Task to carry out: From the listing that follows, extract every line and set it down unaltered.

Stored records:
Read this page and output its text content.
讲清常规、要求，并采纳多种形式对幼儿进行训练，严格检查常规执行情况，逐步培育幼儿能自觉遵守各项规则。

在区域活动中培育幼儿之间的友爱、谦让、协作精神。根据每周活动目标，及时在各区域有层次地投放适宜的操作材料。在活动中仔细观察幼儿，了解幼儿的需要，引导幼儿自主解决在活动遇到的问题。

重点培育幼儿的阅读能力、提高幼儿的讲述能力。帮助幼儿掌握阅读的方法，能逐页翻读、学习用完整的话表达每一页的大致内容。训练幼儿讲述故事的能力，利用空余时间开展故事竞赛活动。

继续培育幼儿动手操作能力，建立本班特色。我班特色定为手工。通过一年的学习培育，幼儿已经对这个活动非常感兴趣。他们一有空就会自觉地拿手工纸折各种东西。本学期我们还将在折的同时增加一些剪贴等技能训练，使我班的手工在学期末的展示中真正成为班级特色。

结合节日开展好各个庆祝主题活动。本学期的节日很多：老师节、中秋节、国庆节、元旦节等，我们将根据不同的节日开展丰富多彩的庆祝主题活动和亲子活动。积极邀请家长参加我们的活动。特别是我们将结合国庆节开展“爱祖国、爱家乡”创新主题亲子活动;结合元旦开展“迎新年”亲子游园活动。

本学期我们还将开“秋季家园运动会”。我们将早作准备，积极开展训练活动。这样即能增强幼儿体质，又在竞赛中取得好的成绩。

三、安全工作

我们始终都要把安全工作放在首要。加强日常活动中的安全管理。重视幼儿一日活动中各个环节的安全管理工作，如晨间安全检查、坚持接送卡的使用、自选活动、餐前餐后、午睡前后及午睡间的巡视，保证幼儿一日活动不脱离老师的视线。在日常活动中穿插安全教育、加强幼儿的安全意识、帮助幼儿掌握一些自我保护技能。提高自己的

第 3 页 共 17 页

Solved exercise:
Read this page and output its text content.
讲清常规、要求，并采纳多种形式对幼儿进行训练，严格检查常规执行情况，逐步培育幼儿能自觉遵守各项规则。

在区域活动中培育幼儿之间的友爱、谦让、协作精神。根据每周活动目标，及时在各区域有层次地投放适宜的操作材料。在活动中仔细观察幼儿，了解幼儿的需要，引导幼儿自主解决在活动遇到的问题。

重点培育幼儿的阅读能力、提高幼儿的讲述能力。帮助幼儿掌握阅读的方法，能逐页翻读、学习用完整的话表达每一页的大致内容。训练幼儿讲述故事的能力，利用空余时间开展故事竞赛活动。

继续培育幼儿动手操作能力，建立本班特色。我班特色定为手工。通过一年的学习培育，幼儿已经对这个活动非常感兴趣。他们一有空就会自觉地拿手工纸折各种东西。本学期我们还将在折的同时增加一些剪贴等技能训练，使我班的手工在学期末的展示中真正成为班级特色。

结合节日开展好各个庆祝主题活动。本学期的节日很多：老师节、中秋节、国庆节、元旦节等，我们将根据不同的节日开展丰富多彩的庆祝主题活动和亲子活动。积极邀请家长参加我们的活动。特别是我们将结合国庆节开展“爱祖国、爱家乡”创新主题亲子活动;结合元旦开展“迎新年”亲子游园活动。

本学期我们还将开“秋季家园运动会”。我们将早作准备，积极开展训练活动。这样即能增强幼儿体质，又在竞赛中取得好的成绩。

三、安全工作

我们始终都要把安全工作放在首要。加强日常活动中的安全管理。重视幼儿一日活动中各个环节的安全管理工作，如晨间安全检查、坚持接送卡的使用、自选活动、餐前餐后、午睡前后及午睡间的巡视，保证幼儿一日活动不脱离老师的视线。在日常活动中穿插安全教育、加强幼儿的安全意识、帮助幼儿掌握一些自我保护技能。提高自己的

第 3 页 共 17 页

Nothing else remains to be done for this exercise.